EXERCISE TASK: Reproduce all the entries exactly and keep the pictures out.

□ □ □ □ □

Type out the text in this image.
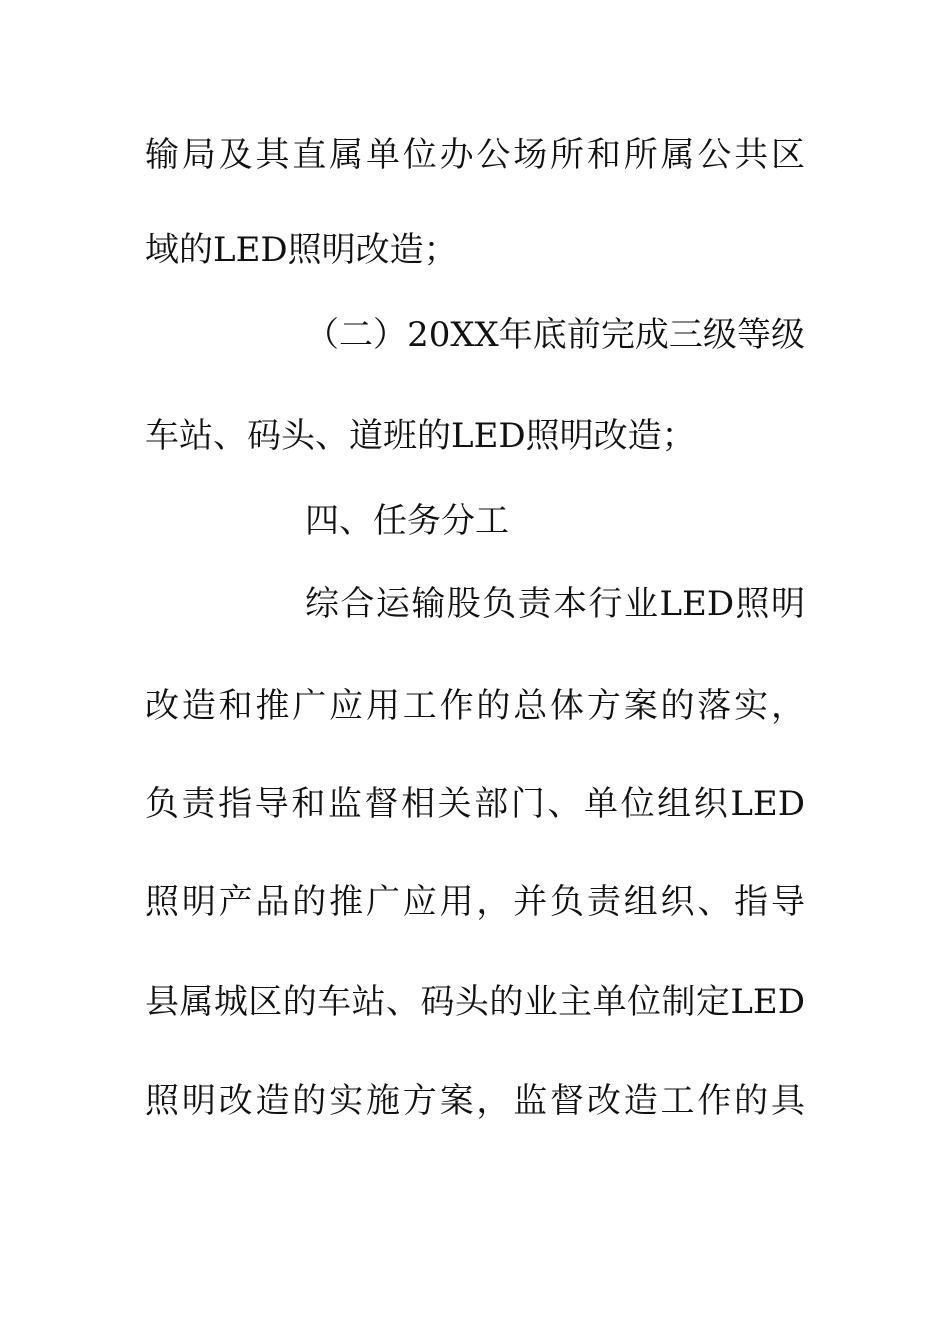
输局及其直属单位办公场所和所属公共区
域的LED照明改造；
（二）20XX年底前完成三级等级
车站、码头、道班的LED照明改造；
四、任务分工
综合运输股负责本行业LED照明
改造和推广应用工作的总体方案的落实，
负责指导和监督相关部门、单位组织LED
照明产品的推广应用，并负责组织、指导
县属城区的车站、码头的业主单位制定LED
照明改造的实施方案，监督改造工作的具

□ □ □ □ □

THE ANSWER:
Type out the text in this image.
输局及其直属单位办公场所和所属公共区
域的LED照明改造；
（二）20XX年底前完成三级等级
车站、码头、道班的LED照明改造；
四、任务分工
综合运输股负责本行业LED照明
改造和推广应用工作的总体方案的落实，
负责指导和监督相关部门、单位组织LED
照明产品的推广应用，并负责组织、指导
县属城区的车站、码头的业主单位制定LED
照明改造的实施方案，监督改造工作的具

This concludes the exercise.